Para aprofundar as discussões em torno do projeto de lei que tramita na Câmara dos Deputados para revisar o indexador da dívida dos estados, a Comissão de Assuntos Econômicos do Senado fez hoje (25) uma audiência pública. Os senadores decidiram se antecipar ao debate, na expectativa de até mesmo votar projeto semelhante do senador Luiz Henrique (PMDB-SC), e convidaram especialistas e interessados no tema para a audiência.
Os estados e os municípios alegam que o atual índice indexador da dívida, o Índice Geral de Preços Disponibilidade Interna (IGP-DI) mais 6% a 9%, oneram em excesso os orçamentos estaduais. O secretário municipal de Finanças de São Paulo, Marcos de Barros Cruz, alegou que a capital paulista é um exemplo de como o pagamento da dívida com os atuais juros se torna inviável. Segundo Cruz, inicialmente os indexadores eram adotados para que a União subsidiasse as dívidas estaduais e municipais, mas com o passar do tempo as mudanças na conjuntura econômica fizeram com que a União passasse a lucrar com as dívidas dos entes federados.

━━━━━━━━

## Problema a resolver
Retome o texto acima sobre a revisão do indexador da dívida dos estados e continue-o a partir da última frase.

━━━━━━━━

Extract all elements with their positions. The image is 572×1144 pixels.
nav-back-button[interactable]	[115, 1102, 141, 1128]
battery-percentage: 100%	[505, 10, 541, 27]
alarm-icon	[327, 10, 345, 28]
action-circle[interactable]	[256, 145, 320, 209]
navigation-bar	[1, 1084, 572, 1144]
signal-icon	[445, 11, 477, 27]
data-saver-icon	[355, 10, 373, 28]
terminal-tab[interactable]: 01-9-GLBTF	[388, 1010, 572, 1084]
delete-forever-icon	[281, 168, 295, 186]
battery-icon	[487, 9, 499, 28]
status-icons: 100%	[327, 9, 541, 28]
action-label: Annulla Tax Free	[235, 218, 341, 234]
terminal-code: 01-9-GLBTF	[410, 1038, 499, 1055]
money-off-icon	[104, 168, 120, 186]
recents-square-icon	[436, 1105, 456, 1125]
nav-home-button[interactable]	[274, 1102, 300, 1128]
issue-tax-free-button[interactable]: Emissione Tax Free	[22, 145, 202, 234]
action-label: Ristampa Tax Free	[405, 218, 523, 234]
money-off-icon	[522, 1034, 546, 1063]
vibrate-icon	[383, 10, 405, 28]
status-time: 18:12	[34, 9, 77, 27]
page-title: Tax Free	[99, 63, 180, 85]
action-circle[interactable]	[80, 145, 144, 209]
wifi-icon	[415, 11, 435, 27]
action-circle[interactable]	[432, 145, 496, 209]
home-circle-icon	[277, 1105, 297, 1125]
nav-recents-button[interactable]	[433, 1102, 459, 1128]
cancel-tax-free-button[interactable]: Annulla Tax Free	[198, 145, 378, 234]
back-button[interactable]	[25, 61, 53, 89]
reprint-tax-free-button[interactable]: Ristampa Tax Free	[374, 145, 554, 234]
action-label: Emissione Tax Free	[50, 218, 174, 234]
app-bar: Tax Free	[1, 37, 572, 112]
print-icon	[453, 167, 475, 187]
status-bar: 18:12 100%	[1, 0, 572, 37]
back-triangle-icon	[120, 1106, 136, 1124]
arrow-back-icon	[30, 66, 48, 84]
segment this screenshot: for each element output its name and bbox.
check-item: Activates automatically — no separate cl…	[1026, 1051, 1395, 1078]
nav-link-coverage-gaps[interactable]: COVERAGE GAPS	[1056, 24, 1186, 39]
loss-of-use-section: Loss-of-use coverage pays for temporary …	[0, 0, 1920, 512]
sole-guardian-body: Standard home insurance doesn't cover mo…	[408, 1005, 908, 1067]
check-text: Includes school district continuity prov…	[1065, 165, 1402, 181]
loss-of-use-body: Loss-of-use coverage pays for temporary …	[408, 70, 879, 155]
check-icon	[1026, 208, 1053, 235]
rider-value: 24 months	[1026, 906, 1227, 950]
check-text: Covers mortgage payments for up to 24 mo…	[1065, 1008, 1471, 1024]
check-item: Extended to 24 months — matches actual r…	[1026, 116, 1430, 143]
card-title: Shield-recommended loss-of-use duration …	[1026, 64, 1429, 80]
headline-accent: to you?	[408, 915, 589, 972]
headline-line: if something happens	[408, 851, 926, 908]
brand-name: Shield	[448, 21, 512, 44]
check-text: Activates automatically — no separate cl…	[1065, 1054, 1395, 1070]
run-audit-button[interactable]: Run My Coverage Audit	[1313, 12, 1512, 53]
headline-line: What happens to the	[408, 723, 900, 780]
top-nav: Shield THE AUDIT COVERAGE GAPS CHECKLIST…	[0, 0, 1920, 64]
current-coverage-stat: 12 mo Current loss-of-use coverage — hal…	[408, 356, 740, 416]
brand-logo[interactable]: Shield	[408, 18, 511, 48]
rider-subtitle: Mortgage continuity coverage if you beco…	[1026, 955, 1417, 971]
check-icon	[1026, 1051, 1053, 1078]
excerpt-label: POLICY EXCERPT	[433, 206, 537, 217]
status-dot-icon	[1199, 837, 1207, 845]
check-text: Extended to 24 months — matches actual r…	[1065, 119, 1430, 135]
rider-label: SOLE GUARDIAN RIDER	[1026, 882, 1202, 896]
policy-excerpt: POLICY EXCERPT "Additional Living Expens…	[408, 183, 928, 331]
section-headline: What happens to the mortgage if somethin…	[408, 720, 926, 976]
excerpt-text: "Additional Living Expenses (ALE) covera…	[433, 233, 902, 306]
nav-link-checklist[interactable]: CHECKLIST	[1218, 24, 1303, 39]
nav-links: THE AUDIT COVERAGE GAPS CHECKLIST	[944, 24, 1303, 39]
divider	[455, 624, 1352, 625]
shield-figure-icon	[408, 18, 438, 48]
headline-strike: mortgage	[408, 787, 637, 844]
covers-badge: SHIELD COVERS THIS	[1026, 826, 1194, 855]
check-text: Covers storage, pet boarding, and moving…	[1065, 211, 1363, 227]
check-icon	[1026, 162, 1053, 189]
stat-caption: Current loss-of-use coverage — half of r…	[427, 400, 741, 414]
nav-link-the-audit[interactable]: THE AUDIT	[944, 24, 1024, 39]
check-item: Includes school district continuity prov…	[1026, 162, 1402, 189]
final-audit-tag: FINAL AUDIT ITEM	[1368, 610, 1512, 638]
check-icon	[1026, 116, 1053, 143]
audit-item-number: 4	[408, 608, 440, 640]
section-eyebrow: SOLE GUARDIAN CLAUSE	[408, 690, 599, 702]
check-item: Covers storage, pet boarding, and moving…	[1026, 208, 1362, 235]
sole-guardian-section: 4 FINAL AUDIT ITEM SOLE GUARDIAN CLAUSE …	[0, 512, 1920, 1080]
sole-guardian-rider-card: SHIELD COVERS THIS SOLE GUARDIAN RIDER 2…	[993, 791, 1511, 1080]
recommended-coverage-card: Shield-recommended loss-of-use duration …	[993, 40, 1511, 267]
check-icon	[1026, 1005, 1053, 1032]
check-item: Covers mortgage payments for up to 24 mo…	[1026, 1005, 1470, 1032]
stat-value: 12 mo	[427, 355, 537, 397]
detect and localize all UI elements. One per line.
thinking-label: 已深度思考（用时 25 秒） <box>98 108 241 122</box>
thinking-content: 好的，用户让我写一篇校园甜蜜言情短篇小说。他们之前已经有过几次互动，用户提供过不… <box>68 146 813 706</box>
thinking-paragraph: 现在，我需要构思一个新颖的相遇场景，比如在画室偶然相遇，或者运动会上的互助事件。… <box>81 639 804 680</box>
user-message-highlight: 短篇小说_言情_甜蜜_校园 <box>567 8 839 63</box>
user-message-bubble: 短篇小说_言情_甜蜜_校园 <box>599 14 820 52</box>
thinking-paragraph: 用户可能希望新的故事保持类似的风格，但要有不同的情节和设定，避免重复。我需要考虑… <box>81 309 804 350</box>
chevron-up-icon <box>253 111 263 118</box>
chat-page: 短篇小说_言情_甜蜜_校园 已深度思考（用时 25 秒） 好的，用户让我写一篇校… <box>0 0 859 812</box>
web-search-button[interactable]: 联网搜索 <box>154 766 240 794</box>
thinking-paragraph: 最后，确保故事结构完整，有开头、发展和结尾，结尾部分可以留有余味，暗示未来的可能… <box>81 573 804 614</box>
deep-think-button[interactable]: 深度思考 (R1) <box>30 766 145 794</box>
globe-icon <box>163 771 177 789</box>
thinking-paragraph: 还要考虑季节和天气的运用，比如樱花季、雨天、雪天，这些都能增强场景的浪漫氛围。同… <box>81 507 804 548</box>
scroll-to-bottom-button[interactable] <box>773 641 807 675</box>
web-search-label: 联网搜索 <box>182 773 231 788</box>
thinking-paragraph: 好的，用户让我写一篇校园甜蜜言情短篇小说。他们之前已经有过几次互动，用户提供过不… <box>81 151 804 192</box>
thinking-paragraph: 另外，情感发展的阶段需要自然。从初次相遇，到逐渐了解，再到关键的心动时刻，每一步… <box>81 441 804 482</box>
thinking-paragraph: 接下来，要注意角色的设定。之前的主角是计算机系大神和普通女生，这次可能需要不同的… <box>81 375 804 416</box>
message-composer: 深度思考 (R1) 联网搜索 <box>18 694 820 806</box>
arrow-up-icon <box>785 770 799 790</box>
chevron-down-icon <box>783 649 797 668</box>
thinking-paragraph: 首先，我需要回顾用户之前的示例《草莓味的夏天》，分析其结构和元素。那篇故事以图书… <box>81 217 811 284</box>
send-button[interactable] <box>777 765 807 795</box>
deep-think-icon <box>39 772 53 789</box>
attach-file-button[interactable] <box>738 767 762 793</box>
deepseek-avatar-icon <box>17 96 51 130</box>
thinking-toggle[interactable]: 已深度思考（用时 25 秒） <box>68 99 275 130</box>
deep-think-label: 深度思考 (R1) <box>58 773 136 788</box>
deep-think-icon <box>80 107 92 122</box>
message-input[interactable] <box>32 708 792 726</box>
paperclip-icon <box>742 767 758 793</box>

━━━━━━━━

## Sua resposta
Essa situação, de acordo com o secretário, prejudica a capacidade de investimentos. “No ano passado as parcelas da dívida totalizaram R$ 8 bilhões, dos quais R$ 5 bilhões foram incrementados no total da dívida e R$ 3 bilhões foram pagos. A título de comparação, todo o investimento da cidade no ano passado totalizou R$ 3 bilhões. Ou seja, as parcelas da dívida totalizavam mais que o dobro da capacidade de investimento da cidade”, explicou.
Agência Brasil
O professor Roberto Piscitelli, da Universidade de Campinas (Unicamp), destacou que o próprio governo federal não cumpre com os pagamentos de seus precatórios. Na opinião dele, o governo exige dos estados um comprometimento do pagamento da dívida que é inviável. “Causa-me estranheza que enquanto o governo federal cobra dos estados um nível de comprometimento de até 15% das suas receitas, assuma com os seus credores apenas o comprometimento de 2% das suas receitas”, disse Piscitelli.